Stated task:
Say how many lines in the data below contain the word "исследования", and give no other text.

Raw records
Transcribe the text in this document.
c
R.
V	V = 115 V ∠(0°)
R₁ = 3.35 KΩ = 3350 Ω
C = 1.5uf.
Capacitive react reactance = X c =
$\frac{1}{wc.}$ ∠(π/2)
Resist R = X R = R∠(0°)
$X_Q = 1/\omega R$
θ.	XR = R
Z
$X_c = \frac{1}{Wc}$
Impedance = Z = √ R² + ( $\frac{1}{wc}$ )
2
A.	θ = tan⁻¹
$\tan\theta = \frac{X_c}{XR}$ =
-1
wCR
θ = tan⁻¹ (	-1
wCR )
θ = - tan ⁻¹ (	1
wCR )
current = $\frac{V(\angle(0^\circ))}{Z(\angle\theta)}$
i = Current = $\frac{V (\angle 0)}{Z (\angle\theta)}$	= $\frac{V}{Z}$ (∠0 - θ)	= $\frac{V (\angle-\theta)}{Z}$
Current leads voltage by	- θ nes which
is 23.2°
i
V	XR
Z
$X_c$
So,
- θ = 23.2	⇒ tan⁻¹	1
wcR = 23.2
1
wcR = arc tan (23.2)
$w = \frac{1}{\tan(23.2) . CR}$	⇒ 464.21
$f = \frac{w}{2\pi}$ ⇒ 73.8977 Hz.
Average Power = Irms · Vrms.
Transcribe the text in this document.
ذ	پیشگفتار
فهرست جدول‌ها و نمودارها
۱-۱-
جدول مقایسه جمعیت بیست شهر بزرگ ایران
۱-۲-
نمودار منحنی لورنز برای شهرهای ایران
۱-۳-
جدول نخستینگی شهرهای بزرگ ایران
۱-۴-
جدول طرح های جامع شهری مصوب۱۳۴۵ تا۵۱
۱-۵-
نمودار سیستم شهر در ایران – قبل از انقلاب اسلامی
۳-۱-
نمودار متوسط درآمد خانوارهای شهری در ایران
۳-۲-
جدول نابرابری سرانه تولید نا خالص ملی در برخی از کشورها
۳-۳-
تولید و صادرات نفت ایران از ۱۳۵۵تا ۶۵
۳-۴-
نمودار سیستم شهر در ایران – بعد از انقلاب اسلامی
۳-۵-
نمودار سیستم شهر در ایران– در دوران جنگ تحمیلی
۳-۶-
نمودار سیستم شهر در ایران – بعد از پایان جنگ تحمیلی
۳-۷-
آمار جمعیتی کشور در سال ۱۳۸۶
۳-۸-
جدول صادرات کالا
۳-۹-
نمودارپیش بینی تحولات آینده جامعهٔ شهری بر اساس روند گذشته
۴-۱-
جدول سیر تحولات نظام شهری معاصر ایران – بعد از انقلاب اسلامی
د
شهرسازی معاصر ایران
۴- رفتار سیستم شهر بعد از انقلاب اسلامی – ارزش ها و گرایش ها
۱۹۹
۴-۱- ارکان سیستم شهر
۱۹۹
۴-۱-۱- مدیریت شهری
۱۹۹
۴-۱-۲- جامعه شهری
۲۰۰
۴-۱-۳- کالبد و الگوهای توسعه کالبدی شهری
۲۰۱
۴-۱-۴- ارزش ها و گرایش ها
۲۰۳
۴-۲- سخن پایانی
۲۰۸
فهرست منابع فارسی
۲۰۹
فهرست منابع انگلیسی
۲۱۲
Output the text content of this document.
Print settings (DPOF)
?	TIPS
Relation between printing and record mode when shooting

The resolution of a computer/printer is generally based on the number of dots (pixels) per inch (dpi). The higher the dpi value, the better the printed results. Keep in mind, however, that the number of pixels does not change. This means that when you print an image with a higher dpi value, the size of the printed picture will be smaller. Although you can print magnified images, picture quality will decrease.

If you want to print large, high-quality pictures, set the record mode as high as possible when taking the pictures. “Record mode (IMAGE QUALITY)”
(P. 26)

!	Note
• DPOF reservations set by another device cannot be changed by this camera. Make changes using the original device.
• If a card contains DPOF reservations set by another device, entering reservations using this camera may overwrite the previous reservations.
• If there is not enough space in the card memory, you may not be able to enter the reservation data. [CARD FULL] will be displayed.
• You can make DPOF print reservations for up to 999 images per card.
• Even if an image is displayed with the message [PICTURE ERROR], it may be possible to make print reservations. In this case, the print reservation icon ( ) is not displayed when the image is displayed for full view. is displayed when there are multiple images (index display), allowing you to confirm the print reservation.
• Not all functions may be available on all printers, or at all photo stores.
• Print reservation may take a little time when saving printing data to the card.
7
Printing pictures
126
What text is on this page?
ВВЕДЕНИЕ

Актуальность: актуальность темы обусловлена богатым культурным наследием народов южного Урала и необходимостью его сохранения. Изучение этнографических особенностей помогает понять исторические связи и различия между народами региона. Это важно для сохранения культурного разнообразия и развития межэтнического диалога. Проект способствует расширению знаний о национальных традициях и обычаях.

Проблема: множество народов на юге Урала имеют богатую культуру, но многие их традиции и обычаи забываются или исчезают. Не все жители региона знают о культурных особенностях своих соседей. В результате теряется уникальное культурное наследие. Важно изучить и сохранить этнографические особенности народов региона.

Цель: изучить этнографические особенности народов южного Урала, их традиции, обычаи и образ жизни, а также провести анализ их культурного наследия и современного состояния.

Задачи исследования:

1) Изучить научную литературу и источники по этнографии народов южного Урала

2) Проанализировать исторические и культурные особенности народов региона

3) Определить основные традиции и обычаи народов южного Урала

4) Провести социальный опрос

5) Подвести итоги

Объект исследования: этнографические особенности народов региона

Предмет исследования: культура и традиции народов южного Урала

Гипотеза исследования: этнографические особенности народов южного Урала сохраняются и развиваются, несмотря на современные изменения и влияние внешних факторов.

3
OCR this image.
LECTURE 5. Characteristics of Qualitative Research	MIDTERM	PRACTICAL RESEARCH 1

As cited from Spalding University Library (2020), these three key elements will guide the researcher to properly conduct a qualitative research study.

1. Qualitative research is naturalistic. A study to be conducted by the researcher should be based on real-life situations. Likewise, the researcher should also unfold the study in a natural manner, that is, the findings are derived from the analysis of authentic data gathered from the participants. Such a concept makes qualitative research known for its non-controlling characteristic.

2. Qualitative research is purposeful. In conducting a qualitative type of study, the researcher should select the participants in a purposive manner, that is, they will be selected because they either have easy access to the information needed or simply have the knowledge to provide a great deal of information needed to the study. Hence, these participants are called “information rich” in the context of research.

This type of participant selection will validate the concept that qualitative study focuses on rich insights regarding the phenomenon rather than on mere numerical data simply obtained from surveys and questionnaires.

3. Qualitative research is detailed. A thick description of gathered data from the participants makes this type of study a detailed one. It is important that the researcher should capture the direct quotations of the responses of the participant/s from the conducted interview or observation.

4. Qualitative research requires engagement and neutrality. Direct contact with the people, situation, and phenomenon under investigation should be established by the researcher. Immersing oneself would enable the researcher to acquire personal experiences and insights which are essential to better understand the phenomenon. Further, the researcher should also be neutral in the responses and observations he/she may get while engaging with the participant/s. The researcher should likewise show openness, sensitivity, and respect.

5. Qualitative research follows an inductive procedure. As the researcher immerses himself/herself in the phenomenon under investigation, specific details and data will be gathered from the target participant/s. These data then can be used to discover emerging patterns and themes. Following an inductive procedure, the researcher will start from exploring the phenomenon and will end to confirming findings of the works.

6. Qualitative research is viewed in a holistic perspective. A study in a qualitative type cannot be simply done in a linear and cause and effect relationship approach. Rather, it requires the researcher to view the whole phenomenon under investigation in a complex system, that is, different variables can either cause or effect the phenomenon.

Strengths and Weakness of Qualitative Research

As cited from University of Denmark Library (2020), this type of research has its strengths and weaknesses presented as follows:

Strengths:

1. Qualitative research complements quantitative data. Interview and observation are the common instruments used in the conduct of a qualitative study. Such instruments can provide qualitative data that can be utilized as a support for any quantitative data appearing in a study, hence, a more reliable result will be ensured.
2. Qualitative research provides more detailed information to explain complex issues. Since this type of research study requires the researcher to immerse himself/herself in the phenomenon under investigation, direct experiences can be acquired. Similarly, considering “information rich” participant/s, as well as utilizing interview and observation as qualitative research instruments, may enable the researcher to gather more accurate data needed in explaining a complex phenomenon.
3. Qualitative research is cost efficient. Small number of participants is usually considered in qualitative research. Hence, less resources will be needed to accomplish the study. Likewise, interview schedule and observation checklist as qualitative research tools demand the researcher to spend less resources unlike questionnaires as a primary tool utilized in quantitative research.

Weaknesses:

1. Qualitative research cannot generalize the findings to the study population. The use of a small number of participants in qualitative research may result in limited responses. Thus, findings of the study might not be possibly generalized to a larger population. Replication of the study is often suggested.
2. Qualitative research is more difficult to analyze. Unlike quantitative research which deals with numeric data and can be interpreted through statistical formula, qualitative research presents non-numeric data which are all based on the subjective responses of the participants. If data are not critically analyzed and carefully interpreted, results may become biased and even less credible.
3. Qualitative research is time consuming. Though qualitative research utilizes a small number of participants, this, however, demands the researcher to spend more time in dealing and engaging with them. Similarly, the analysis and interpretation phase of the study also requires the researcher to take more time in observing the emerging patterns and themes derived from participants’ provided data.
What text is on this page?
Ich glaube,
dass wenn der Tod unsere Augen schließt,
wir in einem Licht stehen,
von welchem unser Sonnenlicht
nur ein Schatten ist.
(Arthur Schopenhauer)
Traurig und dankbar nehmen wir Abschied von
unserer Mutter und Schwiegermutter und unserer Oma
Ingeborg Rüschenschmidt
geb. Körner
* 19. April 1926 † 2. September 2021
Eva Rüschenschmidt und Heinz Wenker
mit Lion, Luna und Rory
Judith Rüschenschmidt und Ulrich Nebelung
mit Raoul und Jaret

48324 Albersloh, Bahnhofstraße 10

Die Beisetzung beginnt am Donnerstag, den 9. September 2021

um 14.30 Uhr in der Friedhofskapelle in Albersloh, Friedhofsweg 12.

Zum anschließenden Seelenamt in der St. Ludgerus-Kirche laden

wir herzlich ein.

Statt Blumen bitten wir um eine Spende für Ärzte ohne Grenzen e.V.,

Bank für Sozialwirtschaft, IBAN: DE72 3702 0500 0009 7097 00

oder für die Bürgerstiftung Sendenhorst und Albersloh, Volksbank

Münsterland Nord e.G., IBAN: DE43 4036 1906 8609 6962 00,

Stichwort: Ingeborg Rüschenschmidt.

Solution for this task:
4